DIRECTIONS:
Retype all of the data without changing a single word.
[Opening PROVIDED ENTRIES section]
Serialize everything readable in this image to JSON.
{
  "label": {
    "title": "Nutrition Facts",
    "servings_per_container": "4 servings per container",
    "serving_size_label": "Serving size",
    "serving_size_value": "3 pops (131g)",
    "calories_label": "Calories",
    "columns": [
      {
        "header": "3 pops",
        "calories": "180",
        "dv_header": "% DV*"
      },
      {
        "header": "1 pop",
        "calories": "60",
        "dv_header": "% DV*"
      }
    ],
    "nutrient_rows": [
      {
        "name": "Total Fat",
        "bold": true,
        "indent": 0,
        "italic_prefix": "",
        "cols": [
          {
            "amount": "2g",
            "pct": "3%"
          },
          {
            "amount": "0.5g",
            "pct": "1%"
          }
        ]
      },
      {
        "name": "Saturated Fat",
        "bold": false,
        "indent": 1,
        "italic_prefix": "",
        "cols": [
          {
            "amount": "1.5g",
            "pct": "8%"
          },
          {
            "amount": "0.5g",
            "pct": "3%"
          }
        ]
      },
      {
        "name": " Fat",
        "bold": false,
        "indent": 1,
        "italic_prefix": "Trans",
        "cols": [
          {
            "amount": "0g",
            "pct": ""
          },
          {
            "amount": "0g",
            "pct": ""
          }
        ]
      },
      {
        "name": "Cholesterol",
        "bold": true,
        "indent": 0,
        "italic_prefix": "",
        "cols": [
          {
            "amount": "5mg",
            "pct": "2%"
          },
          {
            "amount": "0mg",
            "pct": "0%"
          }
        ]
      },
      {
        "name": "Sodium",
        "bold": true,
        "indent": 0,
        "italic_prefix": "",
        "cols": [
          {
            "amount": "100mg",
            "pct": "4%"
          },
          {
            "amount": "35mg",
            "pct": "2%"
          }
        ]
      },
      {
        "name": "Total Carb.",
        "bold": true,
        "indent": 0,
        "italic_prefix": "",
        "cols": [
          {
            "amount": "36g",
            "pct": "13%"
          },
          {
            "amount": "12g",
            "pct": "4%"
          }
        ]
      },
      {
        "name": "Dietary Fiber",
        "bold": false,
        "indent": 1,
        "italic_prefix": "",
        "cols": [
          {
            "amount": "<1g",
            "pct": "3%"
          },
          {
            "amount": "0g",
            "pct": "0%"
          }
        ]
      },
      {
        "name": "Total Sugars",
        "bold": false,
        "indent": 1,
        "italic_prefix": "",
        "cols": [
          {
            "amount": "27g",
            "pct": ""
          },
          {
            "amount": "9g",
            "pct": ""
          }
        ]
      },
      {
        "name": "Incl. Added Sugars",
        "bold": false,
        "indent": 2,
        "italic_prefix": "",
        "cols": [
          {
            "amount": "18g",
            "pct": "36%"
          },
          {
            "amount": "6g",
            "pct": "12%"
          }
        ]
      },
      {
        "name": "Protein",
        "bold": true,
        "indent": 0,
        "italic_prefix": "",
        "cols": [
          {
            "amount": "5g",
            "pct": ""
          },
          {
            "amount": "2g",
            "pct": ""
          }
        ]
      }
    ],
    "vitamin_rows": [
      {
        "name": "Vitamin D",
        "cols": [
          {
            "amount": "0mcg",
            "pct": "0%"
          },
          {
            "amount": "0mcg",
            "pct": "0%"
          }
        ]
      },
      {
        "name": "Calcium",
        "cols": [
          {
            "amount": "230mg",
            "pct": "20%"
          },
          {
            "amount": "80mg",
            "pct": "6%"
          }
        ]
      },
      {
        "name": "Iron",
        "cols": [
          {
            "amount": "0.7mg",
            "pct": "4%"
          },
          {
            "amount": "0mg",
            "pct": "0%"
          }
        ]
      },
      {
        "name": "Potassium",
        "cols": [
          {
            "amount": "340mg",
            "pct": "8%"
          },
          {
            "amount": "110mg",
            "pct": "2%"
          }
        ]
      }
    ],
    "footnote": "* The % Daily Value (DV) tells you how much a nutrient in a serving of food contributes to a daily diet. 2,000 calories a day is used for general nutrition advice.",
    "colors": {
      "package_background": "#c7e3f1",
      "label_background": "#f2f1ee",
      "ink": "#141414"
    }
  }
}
[Closing PROVIDED ENTRIES section]
YOUR RESPONSE:
Serialize everything readable in this image to JSON.
{
  "label": {
    "title": "Nutrition Facts",
    "servings_per_container": "4 servings per container",
    "serving_size_label": "Serving size",
    "serving_size_value": "3 pops (131g)",
    "calories_label": "Calories",
    "columns": [
      {
        "header": "3 pops",
        "calories": "180",
        "dv_header": "% DV*"
      },
      {
        "header": "1 pop",
        "calories": "60",
        "dv_header": "% DV*"
      }
    ],
    "nutrient_rows": [
      {
        "name": "Total Fat",
        "bold": true,
        "indent": 0,
        "italic_prefix": "",
        "cols": [
          {
            "amount": "2g",
            "pct": "3%"
          },
          {
            "amount": "0.5g",
            "pct": "1%"
          }
        ]
      },
      {
        "name": "Saturated Fat",
        "bold": false,
        "indent": 1,
        "italic_prefix": "",
        "cols": [
          {
            "amount": "1.5g",
            "pct": "8%"
          },
          {
            "amount": "0.5g",
            "pct": "3%"
          }
        ]
      },
      {
        "name": " Fat",
        "bold": false,
        "indent": 1,
        "italic_prefix": "Trans",
        "cols": [
          {
            "amount": "0g",
            "pct": ""
          },
          {
            "amount": "0g",
            "pct": ""
          }
        ]
      },
      {
        "name": "Cholesterol",
        "bold": true,
        "indent": 0,
        "italic_prefix": "",
        "cols": [
          {
            "amount": "5mg",
            "pct": "2%"
          },
          {
            "amount": "0mg",
            "pct": "0%"
          }
        ]
      },
      {
        "name": "Sodium",
        "bold": true,
        "indent": 0,
        "italic_prefix": "",
        "cols": [
          {
            "amount": "100mg",
            "pct": "4%"
          },
          {
            "amount": "35mg",
            "pct": "2%"
          }
        ]
      },
      {
        "name": "Total Carb.",
        "bold": true,
        "indent": 0,
        "italic_prefix": "",
        "cols": [
          {
            "amount": "36g",
            "pct": "13%"
          },
          {
            "amount": "12g",
            "pct": "4%"
          }
        ]
      },
      {
        "name": "Dietary Fiber",
        "bold": false,
        "indent": 1,
        "italic_prefix": "",
        "cols": [
          {
            "amount": "<1g",
            "pct": "3%"
          },
          {
            "amount": "0g",
            "pct": "0%"
          }
        ]
      },
      {
        "name": "Total Sugars",
        "bold": false,
        "indent": 1,
        "italic_prefix": "",
        "cols": [
          {
            "amount": "27g",
            "pct": ""
          },
          {
            "amount": "9g",
            "pct": ""
          }
        ]
      },
      {
        "name": "Incl. Added Sugars",
        "bold": false,
        "indent": 2,
        "italic_prefix": "",
        "cols": [
          {
            "amount": "18g",
            "pct": "36%"
          },
          {
            "amount": "6g",
            "pct": "12%"
          }
        ]
      },
      {
        "name": "Protein",
        "bold": true,
        "indent": 0,
        "italic_prefix": "",
        "cols": [
          {
            "amount": "5g",
            "pct": ""
          },
          {
            "amount": "2g",
            "pct": ""
          }
        ]
      }
    ],
    "vitamin_rows": [
      {
        "name": "Vitamin D",
        "cols": [
          {
            "amount": "0mcg",
            "pct": "0%"
          },
          {
            "amount": "0mcg",
            "pct": "0%"
          }
        ]
      },
      {
        "name": "Calcium",
        "cols": [
          {
            "amount": "230mg",
            "pct": "20%"
          },
          {
            "amount": "80mg",
            "pct": "6%"
          }
        ]
      },
      {
        "name": "Iron",
        "cols": [
          {
            "amount": "0.7mg",
            "pct": "4%"
          },
          {
            "amount": "0mg",
            "pct": "0%"
          }
        ]
      },
      {
        "name": "Potassium",
        "cols": [
          {
            "amount": "340mg",
            "pct": "8%"
          },
          {
            "amount": "110mg",
            "pct": "2%"
          }
        ]
      }
    ],
    "footnote": "* The % Daily Value (DV) tells you how much a nutrient in a serving of food contributes to a daily diet. 2,000 calories a day is used for general nutrition advice.",
    "colors": {
      "package_background": "#c7e3f1",
      "label_background": "#f2f1ee",
      "ink": "#141414"
    }
  }
}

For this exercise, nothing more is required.